:: Stored records

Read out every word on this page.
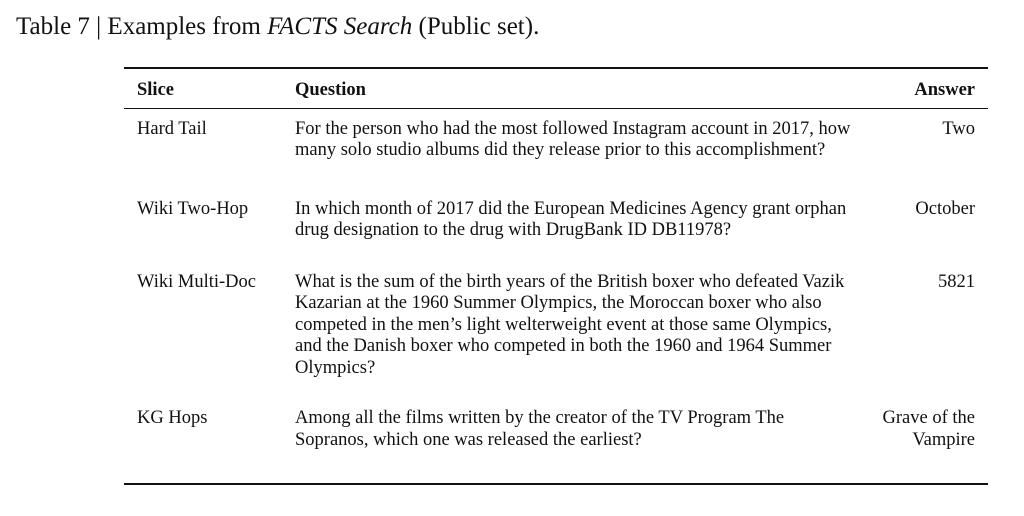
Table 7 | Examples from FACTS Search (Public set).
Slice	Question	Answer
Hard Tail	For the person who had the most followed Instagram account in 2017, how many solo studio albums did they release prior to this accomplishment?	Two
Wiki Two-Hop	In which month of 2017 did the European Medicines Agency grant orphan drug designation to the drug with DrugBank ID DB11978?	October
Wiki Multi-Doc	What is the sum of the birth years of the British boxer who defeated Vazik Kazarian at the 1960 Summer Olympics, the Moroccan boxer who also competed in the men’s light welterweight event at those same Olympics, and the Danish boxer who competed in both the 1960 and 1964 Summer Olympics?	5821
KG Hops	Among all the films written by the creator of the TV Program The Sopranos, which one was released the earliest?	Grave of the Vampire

::::

> [Given instruction] Identify each line holding the string "this", and copy it out.

> [Response to the task]
Read out every word on this page.
Hard Tail	For the person who had the most followed Instagram account in 2017, how many solo studio albums did they release prior to this accomplishment?	Two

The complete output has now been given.